### The task
Where does the word "ylabel" show up in the data? Please find each such line and copy it.
** Extracted information follows **
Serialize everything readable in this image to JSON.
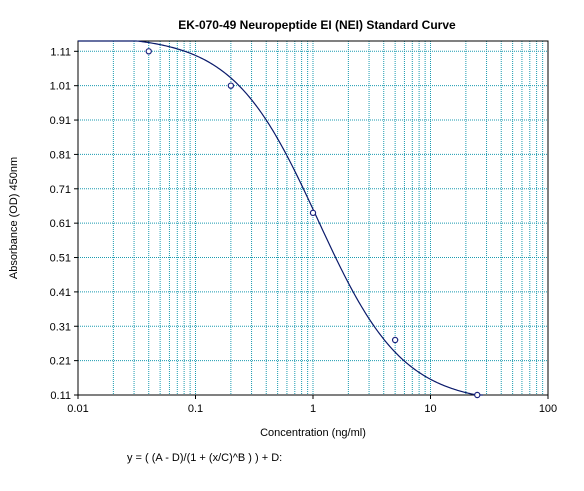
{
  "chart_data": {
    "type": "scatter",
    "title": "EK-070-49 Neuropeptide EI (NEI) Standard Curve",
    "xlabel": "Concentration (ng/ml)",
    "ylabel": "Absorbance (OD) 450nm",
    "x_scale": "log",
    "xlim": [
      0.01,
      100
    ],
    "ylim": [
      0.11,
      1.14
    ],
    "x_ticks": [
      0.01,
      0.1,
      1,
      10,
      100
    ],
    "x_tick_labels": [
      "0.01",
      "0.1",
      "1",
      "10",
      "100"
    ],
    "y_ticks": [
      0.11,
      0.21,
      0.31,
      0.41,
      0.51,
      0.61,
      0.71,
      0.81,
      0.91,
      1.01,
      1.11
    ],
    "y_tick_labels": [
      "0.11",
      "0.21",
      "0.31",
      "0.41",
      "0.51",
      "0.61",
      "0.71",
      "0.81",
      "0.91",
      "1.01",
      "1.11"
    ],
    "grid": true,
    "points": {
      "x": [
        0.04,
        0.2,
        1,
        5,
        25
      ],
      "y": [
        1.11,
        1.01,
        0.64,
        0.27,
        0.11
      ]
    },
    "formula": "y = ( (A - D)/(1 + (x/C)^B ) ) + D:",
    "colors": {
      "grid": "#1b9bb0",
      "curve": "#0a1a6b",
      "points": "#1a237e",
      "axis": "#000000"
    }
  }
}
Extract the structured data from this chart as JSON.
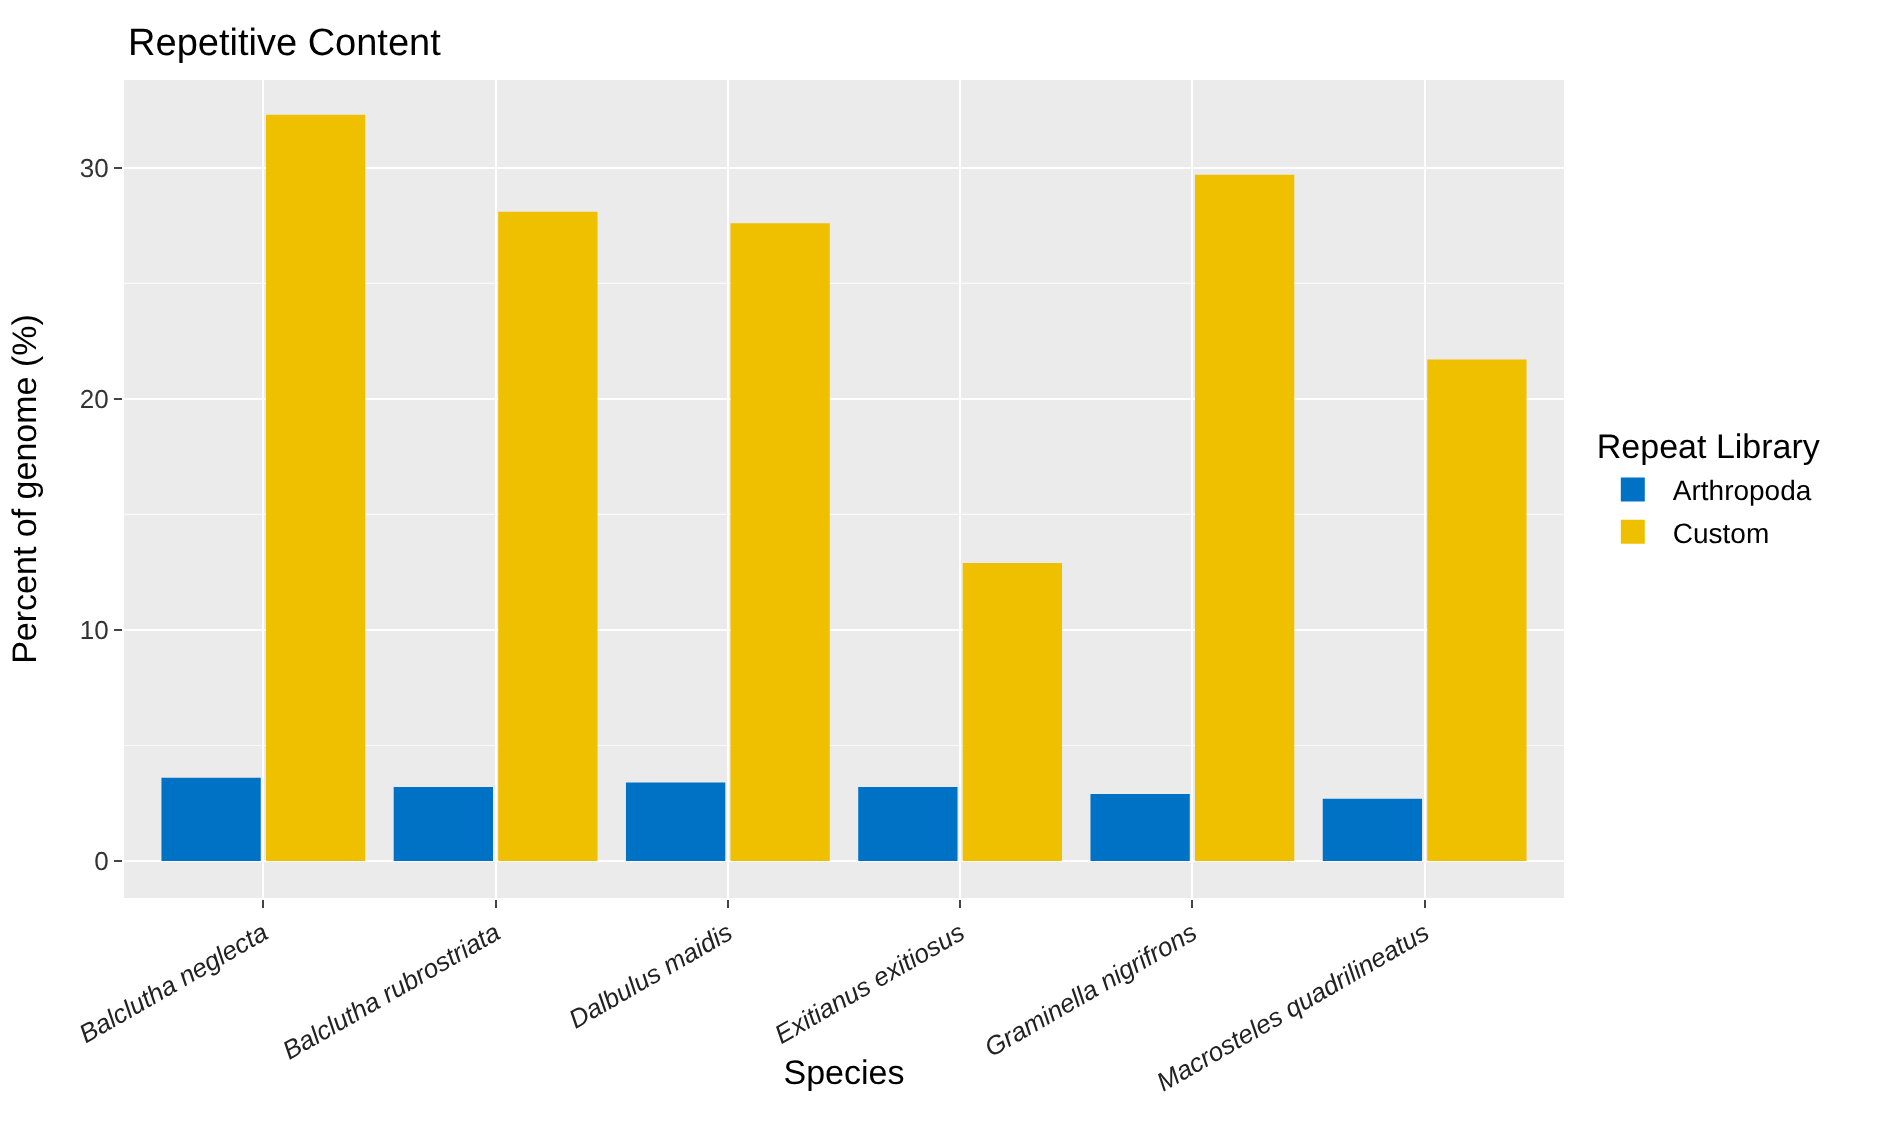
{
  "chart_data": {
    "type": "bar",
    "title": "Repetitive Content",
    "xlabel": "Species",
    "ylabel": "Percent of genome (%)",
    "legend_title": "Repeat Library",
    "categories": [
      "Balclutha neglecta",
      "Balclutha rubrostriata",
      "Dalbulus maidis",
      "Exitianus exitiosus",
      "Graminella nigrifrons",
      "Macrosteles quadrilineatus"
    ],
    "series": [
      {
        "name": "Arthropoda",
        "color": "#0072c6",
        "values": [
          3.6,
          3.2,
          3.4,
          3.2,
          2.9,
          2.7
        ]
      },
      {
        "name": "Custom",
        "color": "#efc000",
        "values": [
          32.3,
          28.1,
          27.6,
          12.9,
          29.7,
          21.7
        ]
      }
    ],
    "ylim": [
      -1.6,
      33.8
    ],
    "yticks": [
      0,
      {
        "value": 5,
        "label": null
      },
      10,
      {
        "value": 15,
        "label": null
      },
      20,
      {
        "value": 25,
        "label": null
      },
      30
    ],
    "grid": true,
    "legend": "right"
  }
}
** End of Extracted information **
### Reply
    "ylabel": "Absorbance (OD) 450nm",
    "ylabel": "Percent of genome (%)",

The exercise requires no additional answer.